WHAT IS BEING ASKED:
Copy each line of the material below word for word, leaving out the pictures.

Element boundary records:
━━━━━━━━━━━━━━━━━━━━━━━━━━━━━━
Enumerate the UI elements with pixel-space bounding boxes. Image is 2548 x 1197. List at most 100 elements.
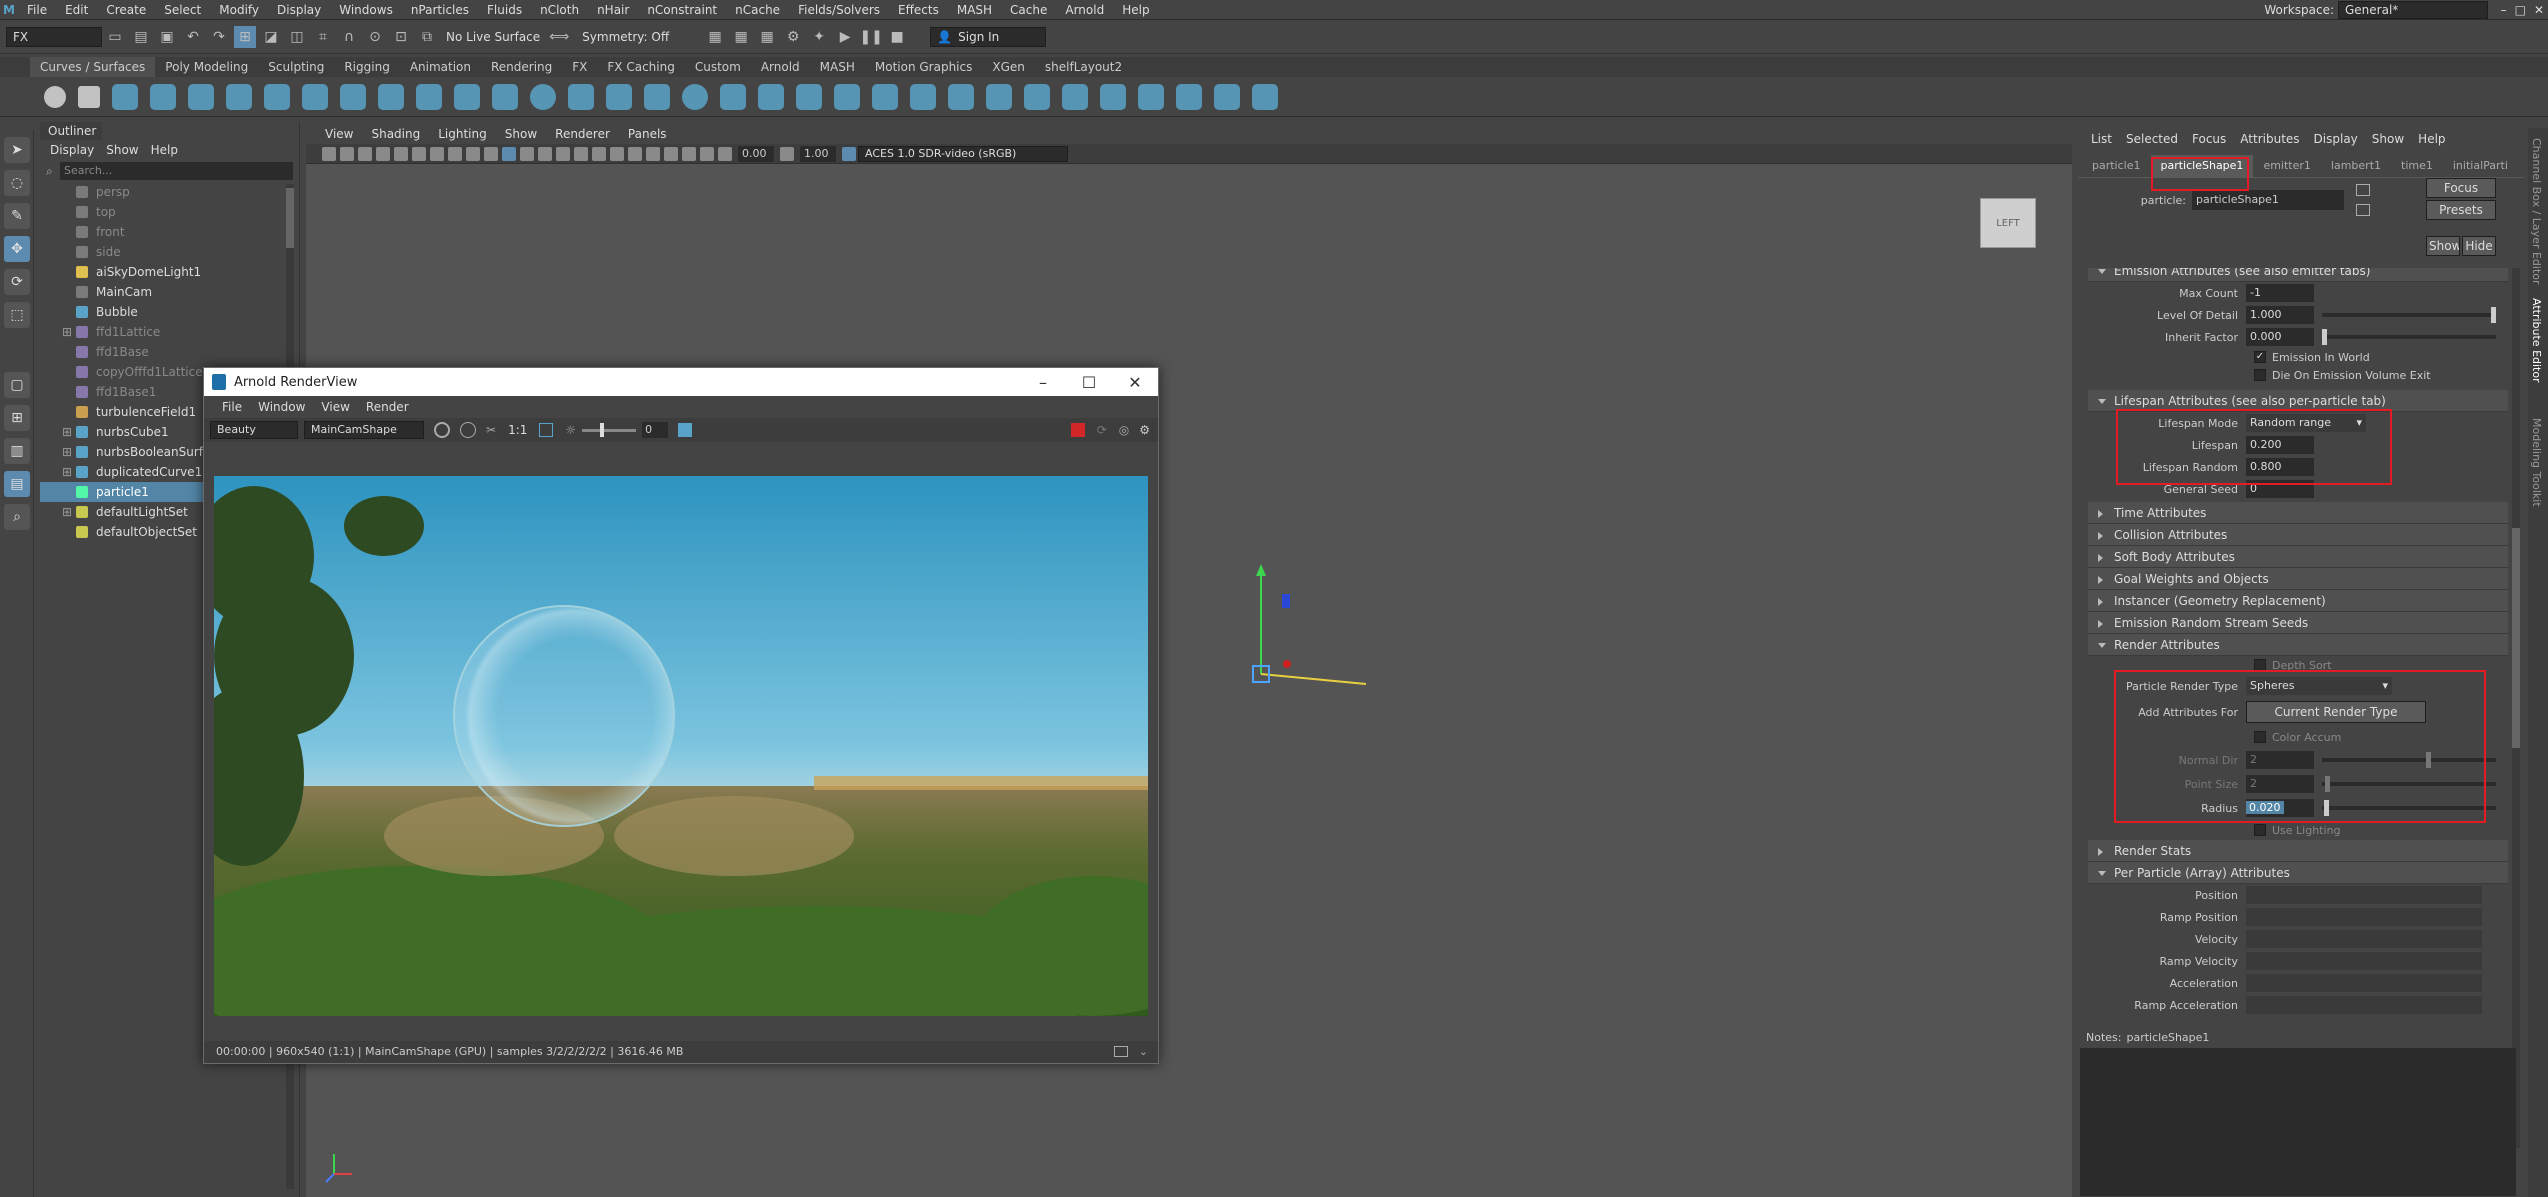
per-particle-field[interactable] xyxy=(2246,952,2482,970)
ae-scrollbar[interactable] xyxy=(2512,268,2520,1148)
select-hierarchy-icon[interactable]: ⊞ xyxy=(234,26,256,48)
aov-dropdown[interactable]: Beauty xyxy=(210,421,298,439)
menu-mash[interactable]: MASH xyxy=(948,0,1001,20)
viewport-menu-view[interactable]: View xyxy=(316,127,362,141)
ae-tab-initialparti[interactable]: initialParti xyxy=(2443,155,2518,177)
save-scene-icon[interactable]: ▣ xyxy=(156,26,178,48)
maximize-icon[interactable]: ☐ xyxy=(1066,368,1112,396)
per-particle-field[interactable] xyxy=(2246,908,2482,926)
square-surface-icon[interactable] xyxy=(986,84,1012,110)
extend-curve-icon[interactable] xyxy=(416,84,442,110)
field-chart-icon[interactable] xyxy=(466,146,480,161)
rebuild-curve-icon[interactable] xyxy=(492,84,518,110)
gamma-field[interactable]: 1.00 xyxy=(800,145,836,162)
loft-icon[interactable] xyxy=(758,84,784,110)
arnold-render-icon[interactable]: ✦ xyxy=(808,26,830,48)
menu-fields-solvers[interactable]: Fields/Solvers xyxy=(789,0,889,20)
snap-point-icon[interactable]: ⊙ xyxy=(364,26,386,48)
viewport-menu-show[interactable]: Show xyxy=(496,127,546,141)
close-icon[interactable]: ✕ xyxy=(1112,368,1158,396)
inherit-factor-field[interactable]: 0.000 xyxy=(2246,328,2314,346)
redo-icon[interactable]: ↷ xyxy=(208,26,230,48)
new-scene-icon[interactable]: ▭ xyxy=(104,26,126,48)
select-camera-icon[interactable] xyxy=(322,146,336,161)
menu-windows[interactable]: Windows xyxy=(330,0,402,20)
exposure-field[interactable]: 0.00 xyxy=(738,145,774,162)
outliner-search-input[interactable]: Search... xyxy=(60,162,293,180)
anti-aliasing-icon[interactable] xyxy=(646,146,660,161)
offset-curve-icon[interactable] xyxy=(454,84,480,110)
section-collapsed[interactable]: Time Attributes xyxy=(2088,502,2508,524)
open-scene-icon[interactable]: ▤ xyxy=(130,26,152,48)
color-management-icon[interactable] xyxy=(842,146,856,161)
film-gate-icon[interactable] xyxy=(412,146,426,161)
outliner-menu-display[interactable]: Display xyxy=(44,143,100,157)
minimize-icon[interactable]: – xyxy=(1020,368,1066,396)
shelf-tab-curves-surfaces[interactable]: Curves / Surfaces xyxy=(30,57,156,77)
menu-modify[interactable]: Modify xyxy=(210,0,268,20)
menu-nhair[interactable]: nHair xyxy=(588,0,638,20)
outliner-item[interactable]: aiSkyDomeLight1 xyxy=(40,262,299,282)
attach-surface-icon[interactable] xyxy=(1176,84,1202,110)
shelf-tab-rendering[interactable]: Rendering xyxy=(481,57,562,77)
inherit-factor-slider[interactable] xyxy=(2322,329,2496,345)
select-object-icon[interactable]: ◪ xyxy=(260,26,282,48)
side-tab[interactable]: Channel Box / Layer Editor xyxy=(2528,128,2545,288)
bezier-curve-icon[interactable] xyxy=(264,84,290,110)
die-on-exit-checkbox[interactable] xyxy=(2254,369,2266,381)
section-collapsed[interactable]: Soft Body Attributes xyxy=(2088,546,2508,568)
live-surface-icon[interactable]: ⧉ xyxy=(416,26,438,48)
workspace-dropdown[interactable]: General* xyxy=(2338,1,2488,19)
untrim-icon[interactable] xyxy=(1138,84,1164,110)
outliner-item[interactable]: persp xyxy=(40,182,299,202)
project-curve-icon[interactable] xyxy=(1024,84,1050,110)
ae-menu-attributes[interactable]: Attributes xyxy=(2233,132,2306,146)
nurbs-circle-icon[interactable] xyxy=(44,86,66,108)
single-layout-icon[interactable]: ▢ xyxy=(4,372,30,398)
per-particle-field[interactable] xyxy=(2246,996,2482,1014)
isolate-select-icon[interactable] xyxy=(664,146,678,161)
ambient-occlusion-icon[interactable] xyxy=(610,146,624,161)
menu-effects[interactable]: Effects xyxy=(889,0,948,20)
sign-in-button[interactable]: 👤 Sign In xyxy=(930,27,1047,47)
ae-menu-display[interactable]: Display xyxy=(2307,132,2365,146)
menu-help[interactable]: Help xyxy=(1113,0,1158,20)
insert-knot-icon[interactable] xyxy=(378,84,404,110)
snap-view-icon[interactable]: ⊡ xyxy=(390,26,412,48)
grid-icon[interactable] xyxy=(394,146,408,161)
select-component-icon[interactable]: ◫ xyxy=(286,26,308,48)
ae-menu-show[interactable]: Show xyxy=(2365,132,2411,146)
render-frame-icon[interactable]: ▦ xyxy=(704,26,726,48)
side-tab[interactable]: Attribute Editor xyxy=(2528,288,2545,408)
xray-joints-icon[interactable] xyxy=(700,146,714,161)
settings-gear-icon[interactable]: ⚙ xyxy=(1139,423,1150,437)
shelf-tab-custom[interactable]: Custom xyxy=(685,57,751,77)
ae-menu-list[interactable]: List xyxy=(2084,132,2119,146)
outliner-item[interactable]: Bubble xyxy=(40,302,299,322)
copy-tab-icon[interactable] xyxy=(2356,204,2370,216)
resolution-gate-icon[interactable] xyxy=(430,146,444,161)
pause-icon[interactable]: ❚❚ xyxy=(859,26,882,48)
outliner-item[interactable]: top xyxy=(40,202,299,222)
ae-menu-help[interactable]: Help xyxy=(2411,132,2452,146)
arnold-renderview-window[interactable]: Arnold RenderView – ☐ ✕ File Window View Re… xyxy=(203,367,1159,1064)
per-particle-field[interactable] xyxy=(2246,886,2482,904)
section-render-stats[interactable]: Render Stats xyxy=(2088,840,2508,862)
show-button[interactable]: Show xyxy=(2426,236,2460,256)
exposure-slider[interactable] xyxy=(582,422,637,437)
expand-icon[interactable]: ⊞ xyxy=(62,502,72,522)
stop-render-icon[interactable] xyxy=(1070,423,1085,437)
planar-icon[interactable] xyxy=(796,84,822,110)
ae-tab-emitter1[interactable]: emitter1 xyxy=(2253,155,2320,177)
ae-tab-particle1[interactable]: particle1 xyxy=(2082,155,2151,177)
section-emission[interactable]: Emission Attributes (see also emitter ta… xyxy=(2088,268,2508,282)
xray-icon[interactable] xyxy=(682,146,696,161)
menu-ncache[interactable]: nCache xyxy=(726,0,789,20)
shelf-tab-shelflayout2[interactable]: shelfLayout2 xyxy=(1035,57,1132,77)
menu-select[interactable]: Select xyxy=(155,0,210,20)
hide-button[interactable]: Hide xyxy=(2462,236,2496,256)
node-name-field[interactable]: particleShape1 xyxy=(2192,190,2344,210)
use-lighting-checkbox[interactable] xyxy=(2254,824,2266,836)
shelf-tab-poly-modeling[interactable]: Poly Modeling xyxy=(155,57,258,77)
menu-nparticles[interactable]: nParticles xyxy=(402,0,478,20)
━━━━━━━━━━━━━━━━━━━━━━━━━━━━━━
SOLUTION TO THE PROBLEM:
Enumerate the UI elements with pixel-space bounding boxes. Image is 2548 x 1197. List at most 100 elements.
per-particle-field[interactable] xyxy=(2246,952,2482,970)
ae-scrollbar[interactable] xyxy=(2512,268,2520,1148)
select-hierarchy-icon[interactable]: ⊞ xyxy=(234,26,256,48)
aov-dropdown[interactable]: Beauty xyxy=(210,421,298,439)
menu-mash[interactable]: MASH xyxy=(948,0,1001,20)
viewport-menu-view[interactable]: View xyxy=(316,127,362,141)
ae-tab-initialparti[interactable]: initialParti xyxy=(2443,155,2518,177)
save-scene-icon[interactable]: ▣ xyxy=(156,26,178,48)
maximize-icon[interactable]: ☐ xyxy=(1066,368,1112,396)
per-particle-field[interactable] xyxy=(2246,908,2482,926)
square-surface-icon[interactable] xyxy=(986,84,1012,110)
extend-curve-icon[interactable] xyxy=(416,84,442,110)
field-chart-icon[interactable] xyxy=(466,146,480,161)
rebuild-curve-icon[interactable] xyxy=(492,84,518,110)
gamma-field[interactable]: 1.00 xyxy=(800,145,836,162)
loft-icon[interactable] xyxy=(758,84,784,110)
arnold-render-icon[interactable]: ✦ xyxy=(808,26,830,48)
menu-fields-solvers[interactable]: Fields/Solvers xyxy=(789,0,889,20)
snap-point-icon[interactable]: ⊙ xyxy=(364,26,386,48)
viewport-menu-show[interactable]: Show xyxy=(496,127,546,141)
close-icon[interactable]: ✕ xyxy=(1112,368,1158,396)
inherit-factor-field[interactable]: 0.000 xyxy=(2246,328,2314,346)
redo-icon[interactable]: ↷ xyxy=(208,26,230,48)
new-scene-icon[interactable]: ▭ xyxy=(104,26,126,48)
select-camera-icon[interactable] xyxy=(322,146,336,161)
menu-windows[interactable]: Windows xyxy=(330,0,402,20)
exposure-field[interactable]: 0.00 xyxy=(738,145,774,162)
outliner-search-input[interactable]: Search... xyxy=(60,162,293,180)
anti-aliasing-icon[interactable] xyxy=(646,146,660,161)
offset-curve-icon[interactable] xyxy=(454,84,480,110)
section-collapsed[interactable]: Time Attributes xyxy=(2088,502,2508,524)
open-scene-icon[interactable]: ▤ xyxy=(130,26,152,48)
color-management-icon[interactable] xyxy=(842,146,856,161)
film-gate-icon[interactable] xyxy=(412,146,426,161)
outliner-menu-display[interactable]: Display xyxy=(44,143,100,157)
minimize-icon[interactable]: – xyxy=(1020,368,1066,396)
shelf-tab-curves-surfaces[interactable]: Curves / Surfaces xyxy=(30,57,156,77)
menu-modify[interactable]: Modify xyxy=(210,0,268,20)
menu-nhair[interactable]: nHair xyxy=(588,0,638,20)
outliner-item[interactable]: aiSkyDomeLight1 xyxy=(40,262,299,282)
attach-surface-icon[interactable] xyxy=(1176,84,1202,110)
shelf-tab-rendering[interactable]: Rendering xyxy=(481,57,562,77)
inherit-factor-slider[interactable] xyxy=(2322,329,2496,345)
select-object-icon[interactable]: ◪ xyxy=(260,26,282,48)
side-tab[interactable]: Channel Box / Layer Editor xyxy=(2528,128,2545,288)
bezier-curve-icon[interactable] xyxy=(264,84,290,110)
die-on-exit-checkbox[interactable] xyxy=(2254,369,2266,381)
section-collapsed[interactable]: Soft Body Attributes xyxy=(2088,546,2508,568)
live-surface-icon[interactable]: ⧉ xyxy=(416,26,438,48)
workspace-dropdown[interactable]: General* xyxy=(2338,1,2488,19)
untrim-icon[interactable] xyxy=(1138,84,1164,110)
outliner-item[interactable]: persp xyxy=(40,182,299,202)
project-curve-icon[interactable] xyxy=(1024,84,1050,110)
ae-menu-attributes[interactable]: Attributes xyxy=(2233,132,2306,146)
nurbs-circle-icon[interactable] xyxy=(44,86,66,108)
single-layout-icon[interactable]: ▢ xyxy=(4,372,30,398)
per-particle-field[interactable] xyxy=(2246,996,2482,1014)
isolate-select-icon[interactable] xyxy=(664,146,678,161)
ambient-occlusion-icon[interactable] xyxy=(610,146,624,161)
menu-effects[interactable]: Effects xyxy=(889,0,948,20)
sign-in-button[interactable]: 👤 Sign In xyxy=(930,27,1047,47)
ae-menu-display[interactable]: Display xyxy=(2307,132,2365,146)
menu-help[interactable]: Help xyxy=(1113,0,1158,20)
insert-knot-icon[interactable] xyxy=(378,84,404,110)
snap-view-icon[interactable]: ⊡ xyxy=(390,26,412,48)
grid-icon[interactable] xyxy=(394,146,408,161)
select-component-icon[interactable]: ◫ xyxy=(286,26,308,48)
ae-menu-show[interactable]: Show xyxy=(2365,132,2411,146)
render-frame-icon[interactable]: ▦ xyxy=(704,26,726,48)
side-tab[interactable]: Attribute Editor xyxy=(2528,288,2545,408)
xray-joints-icon[interactable] xyxy=(700,146,714,161)
settings-gear-icon[interactable]: ⚙ xyxy=(1139,423,1150,437)
shelf-tab-custom[interactable]: Custom xyxy=(685,57,751,77)
ae-menu-list[interactable]: List xyxy=(2084,132,2119,146)
outliner-item[interactable]: Bubble xyxy=(40,302,299,322)
copy-tab-icon[interactable] xyxy=(2356,204,2370,216)
resolution-gate-icon[interactable] xyxy=(430,146,444,161)
pause-icon[interactable]: ❚❚ xyxy=(859,26,882,48)
outliner-item[interactable]: top xyxy=(40,202,299,222)
ae-menu-help[interactable]: Help xyxy=(2411,132,2452,146)
arnold-renderview-window[interactable]: Arnold RenderView – ☐ ✕ File Window View Re… xyxy=(203,367,1159,1064)
per-particle-field[interactable] xyxy=(2246,886,2482,904)
section-render-stats[interactable]: Render Stats xyxy=(2088,840,2508,862)
show-button[interactable]: Show xyxy=(2426,236,2460,256)
exposure-slider[interactable] xyxy=(582,422,637,437)
expand-icon[interactable]: ⊞ xyxy=(62,502,72,522)
stop-render-icon[interactable] xyxy=(1070,423,1085,437)
planar-icon[interactable] xyxy=(796,84,822,110)
ae-tab-emitter1[interactable]: emitter1 xyxy=(2253,155,2320,177)
ae-tab-particle1[interactable]: particle1 xyxy=(2082,155,2151,177)
section-emission[interactable]: Emission Attributes (see also emitter ta… xyxy=(2088,268,2508,282)
xray-icon[interactable] xyxy=(682,146,696,161)
menu-ncache[interactable]: nCache xyxy=(726,0,789,20)
shelf-tab-shelflayout2[interactable]: shelfLayout2 xyxy=(1035,57,1132,77)
menu-select[interactable]: Select xyxy=(155,0,210,20)
hide-button[interactable]: Hide xyxy=(2462,236,2496,256)
node-name-field[interactable]: particleShape1 xyxy=(2192,190,2344,210)
use-lighting-checkbox[interactable] xyxy=(2254,824,2266,836)
shelf-tab-poly-modeling[interactable]: Poly Modeling xyxy=(155,57,258,77)
menu-nparticles[interactable]: nParticles xyxy=(402,0,478,20)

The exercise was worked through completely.